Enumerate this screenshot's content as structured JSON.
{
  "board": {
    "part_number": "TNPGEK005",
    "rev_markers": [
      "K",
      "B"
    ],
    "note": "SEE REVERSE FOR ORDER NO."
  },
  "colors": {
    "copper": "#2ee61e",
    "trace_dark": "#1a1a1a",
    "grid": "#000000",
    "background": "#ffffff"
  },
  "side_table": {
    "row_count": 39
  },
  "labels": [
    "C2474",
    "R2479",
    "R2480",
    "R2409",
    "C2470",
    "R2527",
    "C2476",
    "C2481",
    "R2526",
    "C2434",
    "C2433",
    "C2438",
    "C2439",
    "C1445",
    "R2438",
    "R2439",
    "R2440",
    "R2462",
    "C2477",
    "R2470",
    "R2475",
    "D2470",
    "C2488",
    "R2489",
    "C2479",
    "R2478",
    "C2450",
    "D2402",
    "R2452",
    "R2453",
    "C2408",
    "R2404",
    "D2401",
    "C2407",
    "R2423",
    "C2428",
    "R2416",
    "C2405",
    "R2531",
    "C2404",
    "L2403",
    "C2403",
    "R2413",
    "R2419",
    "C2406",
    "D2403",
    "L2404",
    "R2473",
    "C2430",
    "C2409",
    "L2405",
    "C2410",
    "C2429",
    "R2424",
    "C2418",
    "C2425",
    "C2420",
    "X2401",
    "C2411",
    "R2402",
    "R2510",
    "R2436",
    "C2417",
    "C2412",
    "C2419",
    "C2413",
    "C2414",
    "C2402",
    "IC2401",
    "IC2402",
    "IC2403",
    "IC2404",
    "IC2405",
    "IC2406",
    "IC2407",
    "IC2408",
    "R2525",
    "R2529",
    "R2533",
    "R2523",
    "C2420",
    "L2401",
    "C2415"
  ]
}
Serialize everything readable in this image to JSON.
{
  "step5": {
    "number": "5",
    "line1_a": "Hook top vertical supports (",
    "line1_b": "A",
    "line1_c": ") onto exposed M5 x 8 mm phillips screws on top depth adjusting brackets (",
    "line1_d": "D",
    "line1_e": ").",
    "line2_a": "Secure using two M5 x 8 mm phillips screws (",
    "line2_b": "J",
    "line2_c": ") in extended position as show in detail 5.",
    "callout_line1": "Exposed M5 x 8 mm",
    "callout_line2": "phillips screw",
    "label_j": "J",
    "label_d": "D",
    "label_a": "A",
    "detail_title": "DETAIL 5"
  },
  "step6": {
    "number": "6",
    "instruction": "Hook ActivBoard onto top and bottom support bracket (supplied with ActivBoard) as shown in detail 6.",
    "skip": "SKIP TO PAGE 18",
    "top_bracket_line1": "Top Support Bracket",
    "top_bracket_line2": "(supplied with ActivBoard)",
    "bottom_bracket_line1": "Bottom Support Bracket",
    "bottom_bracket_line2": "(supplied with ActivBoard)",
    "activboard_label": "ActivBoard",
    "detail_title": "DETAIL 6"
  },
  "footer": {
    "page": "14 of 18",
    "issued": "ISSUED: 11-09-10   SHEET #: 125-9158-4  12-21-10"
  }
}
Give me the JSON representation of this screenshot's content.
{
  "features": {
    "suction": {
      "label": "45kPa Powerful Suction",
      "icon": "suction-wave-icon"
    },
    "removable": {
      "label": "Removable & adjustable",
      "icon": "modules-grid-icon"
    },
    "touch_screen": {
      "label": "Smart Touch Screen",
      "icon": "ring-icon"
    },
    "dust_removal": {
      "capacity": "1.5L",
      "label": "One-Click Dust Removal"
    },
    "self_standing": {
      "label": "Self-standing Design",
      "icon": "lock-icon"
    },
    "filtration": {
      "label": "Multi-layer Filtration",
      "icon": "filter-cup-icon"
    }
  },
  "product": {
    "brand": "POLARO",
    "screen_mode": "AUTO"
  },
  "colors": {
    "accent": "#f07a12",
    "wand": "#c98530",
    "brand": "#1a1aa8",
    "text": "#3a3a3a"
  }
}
+-------+
» **Short exercise**: Transcribe all lines as written.

» **Written reply**:
Enumerate this screenshot's content as structured JSON.
{
  "board": {
    "part_number": "TNPGEK005",
    "rev_markers": [
      "K",
      "B"
    ],
    "note": "SEE REVERSE FOR ORDER NO."
  },
  "colors": {
    "copper": "#2ee61e",
    "trace_dark": "#1a1a1a",
    "grid": "#000000",
    "background": "#ffffff"
  },
  "side_table": {
    "row_count": 39
  },
  "labels": [
    "C2474",
    "R2479",
    "R2480",
    "R2409",
    "C2470",
    "R2527",
    "C2476",
    "C2481",
    "R2526",
    "C2434",
    "C2433",
    "C2438",
    "C2439",
    "C1445",
    "R2438",
    "R2439",
    "R2440",
    "R2462",
    "C2477",
    "R2470",
    "R2475",
    "D2470",
    "C2488",
    "R2489",
    "C2479",
    "R2478",
    "C2450",
    "D2402",
    "R2452",
    "R2453",
    "C2408",
    "R2404",
    "D2401",
    "C2407",
    "R2423",
    "C2428",
    "R2416",
    "C2405",
    "R2531",
    "C2404",
    "L2403",
    "C2403",
    "R2413",
    "R2419",
    "C2406",
    "D2403",
    "L2404",
    "R2473",
    "C2430",
    "C2409",
    "L2405",
    "C2410",
    "C2429",
    "R2424",
    "C2418",
    "C2425",
    "C2420",
    "X2401",
    "C2411",
    "R2402",
    "R2510",
    "R2436",
    "C2417",
    "C2412",
    "C2419",
    "C2413",
    "C2414",
    "C2402",
    "IC2401",
    "IC2402",
    "IC2403",
    "IC2404",
    "IC2405",
    "IC2406",
    "IC2407",
    "IC2408",
    "R2525",
    "R2529",
    "R2533",
    "R2523",
    "C2420",
    "L2401",
    "C2415"
  ]
}
Serialize everything readable in this image to JSON.
{
  "step5": {
    "number": "5",
    "line1_a": "Hook top vertical supports (",
    "line1_b": "A",
    "line1_c": ") onto exposed M5 x 8 mm phillips screws on top depth adjusting brackets (",
    "line1_d": "D",
    "line1_e": ").",
    "line2_a": "Secure using two M5 x 8 mm phillips screws (",
    "line2_b": "J",
    "line2_c": ") in extended position as show in detail 5.",
    "callout_line1": "Exposed M5 x 8 mm",
    "callout_line2": "phillips screw",
    "label_j": "J",
    "label_d": "D",
    "label_a": "A",
    "detail_title": "DETAIL 5"
  },
  "step6": {
    "number": "6",
    "instruction": "Hook ActivBoard onto top and bottom support bracket (supplied with ActivBoard) as shown in detail 6.",
    "skip": "SKIP TO PAGE 18",
    "top_bracket_line1": "Top Support Bracket",
    "top_bracket_line2": "(supplied with ActivBoard)",
    "bottom_bracket_line1": "Bottom Support Bracket",
    "bottom_bracket_line2": "(supplied with ActivBoard)",
    "activboard_label": "ActivBoard",
    "detail_title": "DETAIL 6"
  },
  "footer": {
    "page": "14 of 18",
    "issued": "ISSUED: 11-09-10   SHEET #: 125-9158-4  12-21-10"
  }
}
Give me the JSON representation of this screenshot's content.
{
  "features": {
    "suction": {
      "label": "45kPa Powerful Suction",
      "icon": "suction-wave-icon"
    },
    "removable": {
      "label": "Removable & adjustable",
      "icon": "modules-grid-icon"
    },
    "touch_screen": {
      "label": "Smart Touch Screen",
      "icon": "ring-icon"
    },
    "dust_removal": {
      "capacity": "1.5L",
      "label": "One-Click Dust Removal"
    },
    "self_standing": {
      "label": "Self-standing Design",
      "icon": "lock-icon"
    },
    "filtration": {
      "label": "Multi-layer Filtration",
      "icon": "filter-cup-icon"
    }
  },
  "product": {
    "brand": "POLARO",
    "screen_mode": "AUTO"
  },
  "colors": {
    "accent": "#f07a12",
    "wand": "#c98530",
    "brand": "#1a1aa8",
    "text": "#3a3a3a"
  }
}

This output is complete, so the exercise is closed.